== Data provided

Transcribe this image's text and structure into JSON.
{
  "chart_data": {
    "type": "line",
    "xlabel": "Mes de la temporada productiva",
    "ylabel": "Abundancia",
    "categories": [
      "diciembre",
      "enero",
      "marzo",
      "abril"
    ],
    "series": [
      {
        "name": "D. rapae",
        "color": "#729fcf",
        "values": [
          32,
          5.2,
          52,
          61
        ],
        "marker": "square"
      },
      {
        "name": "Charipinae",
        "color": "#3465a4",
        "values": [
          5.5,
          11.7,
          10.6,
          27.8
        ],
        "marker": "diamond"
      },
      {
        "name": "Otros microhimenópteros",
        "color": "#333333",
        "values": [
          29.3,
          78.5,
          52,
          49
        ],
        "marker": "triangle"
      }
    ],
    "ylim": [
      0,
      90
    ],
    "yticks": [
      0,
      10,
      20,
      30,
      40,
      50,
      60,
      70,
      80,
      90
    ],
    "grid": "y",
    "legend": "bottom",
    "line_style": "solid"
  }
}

====

Required work
Retype the data exactly as given.

Expected output
Transcribe this image's text and structure into JSON.
{
  "chart_data": {
    "type": "line",
    "xlabel": "Mes de la temporada productiva",
    "ylabel": "Abundancia",
    "categories": [
      "diciembre",
      "enero",
      "marzo",
      "abril"
    ],
    "series": [
      {
        "name": "D. rapae",
        "color": "#729fcf",
        "values": [
          32,
          5.2,
          52,
          61
        ],
        "marker": "square"
      },
      {
        "name": "Charipinae",
        "color": "#3465a4",
        "values": [
          5.5,
          11.7,
          10.6,
          27.8
        ],
        "marker": "diamond"
      },
      {
        "name": "Otros microhimenópteros",
        "color": "#333333",
        "values": [
          29.3,
          78.5,
          52,
          49
        ],
        "marker": "triangle"
      }
    ],
    "ylim": [
      0,
      90
    ],
    "yticks": [
      0,
      10,
      20,
      30,
      40,
      50,
      60,
      70,
      80,
      90
    ],
    "grid": "y",
    "legend": "bottom",
    "line_style": "solid"
  }
}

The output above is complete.